2. The Committee of Ministers shares the view of the Assembly regarding the importance of protecting the best interests of the child in designing policies to ensure a work-life balance. According to the United Nations Convention on the Rights of the Child and its Article 3, the best interests of the child must be a primary consideration in all actions concerning children, whether undertaken by public or private social welfare institutions, courts of law, administrative authorities or legislative bodies.
3. The Assembly also makes specific reference to Article 17 of the European Social Charter which requires the States Parties to provide the necessary protection for children’s development. In this respect, the Committee of Ministers recalls that the Charter, including Article 17, outlines the rights of the child in a comprehensive manner that fully embraces the issues raised in the Assembly’s recommendation as regards the best interest of the child and the work-life balance. In addition to Article 17, the rights enshrined in Articles 16 and 27 of the Charter are of particular relevance. Article 17 focuses on the right of children and young persons to social, legal and economic protection which requires that children and young persons have the care, the assistance, the education and the training they need, while having regard to the rights and duties of their parents. Article 16 of the Charter is centred around the family and is pivotal in providing an overarching social, legal and economic protection of the family. This provision englobes both the protection of the best interests of the child and the cohesion of the family as a fundamental unit of society. It requires the States Parties to ensure that childcare facilities are available, affordable and of good qualityNote and are available and accessible to workers with family responsibilities.Note
4. In response to paragraph 5.1. of the recommendation, to “incorporate issues linked to the policy for the first 1 000 days into the next Strategy for the Rights of the Child and its ground-breaking work on the roots of poverty”, the Committee of Ministers would inform the Assembly that the draft for the current Strategy for the Rights of the Child (2022-2027), adopted by the Committee of Ministers on 23 February 2022, had already been finalised and approved by the relevant intergovernmental committee prior to the adoption of Parliamentary Assembly Recommendation 2216 (2021). However, under its second strategic objective, the Strategy will continue focusing on “equal opportunities and social inclusion for all children” in order to leave no child behind and to contribute to breaking cycles of disadvantage for children from an early age onwards.
5. In paragraph 5.2 of the recommendation, the Assembly recommends that the Committee of Ministers consider “[helping] the member States to prepare national strategies on early childhood, promote good practices and foster exchanges of information between the authorities running these national strategies”. The Committee informs the Assembly that under its terms of reference, the CDENF is committed to facilitating regular exchanges of knowledge, good practices and experiences among member States in the areas covered by the Rome Strategy, and contributing to the achievement of, and review of progress towards, the UN 2030 Agenda for Sustainable Development, in particular with regards to Goal 1: No poverty. The Committee of Ministers invites the CDENF to take due note of the importance that it and the Assembly attaches to early childhood as an important stage of development of children and to bear this in mind in its future activities.
6. Finally, the Committee of Ministers has taken note of the call of the Assembly to advocate the opening of negotiations for the European Union to accede to the revised European Social Charter (ETS No. 163), to enhance the consistency of European standards with regard to socio-economic rights.

- - -

__ABOUT THIS EXERCISE__.
Answer these questions from the reply of the Committee of Ministers:
(a) Which article of the United Nations Convention on the Rights of the Child requires that the best interests of the child be a primary consideration?
(b) On what date did the Committee of Ministers adopt the Strategy for the Rights of the Child (2022-2027)?
(c) Which goal of the UN 2030 Agenda for Sustainable Development is named in particular?

Structured page parsing data
- - -

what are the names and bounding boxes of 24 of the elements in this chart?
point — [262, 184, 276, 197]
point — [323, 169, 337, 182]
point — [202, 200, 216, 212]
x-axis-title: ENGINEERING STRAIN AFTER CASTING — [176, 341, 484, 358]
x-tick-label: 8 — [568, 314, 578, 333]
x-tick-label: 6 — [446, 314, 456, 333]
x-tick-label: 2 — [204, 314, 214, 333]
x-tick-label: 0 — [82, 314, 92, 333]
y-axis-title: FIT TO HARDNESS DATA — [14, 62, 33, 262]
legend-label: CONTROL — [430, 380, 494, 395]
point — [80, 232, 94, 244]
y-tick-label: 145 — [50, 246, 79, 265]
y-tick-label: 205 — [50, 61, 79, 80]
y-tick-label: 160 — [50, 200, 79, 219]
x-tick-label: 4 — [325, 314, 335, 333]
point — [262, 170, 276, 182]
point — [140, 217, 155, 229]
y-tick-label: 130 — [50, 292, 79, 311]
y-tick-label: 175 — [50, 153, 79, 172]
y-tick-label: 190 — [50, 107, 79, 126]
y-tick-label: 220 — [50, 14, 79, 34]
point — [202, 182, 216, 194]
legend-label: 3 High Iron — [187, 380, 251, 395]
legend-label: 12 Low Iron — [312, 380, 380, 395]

- - -

__ANSWER FOR THE TASK__.
(a) Article 3.
(b) 23 February 2022.
(c) Goal 1: No poverty.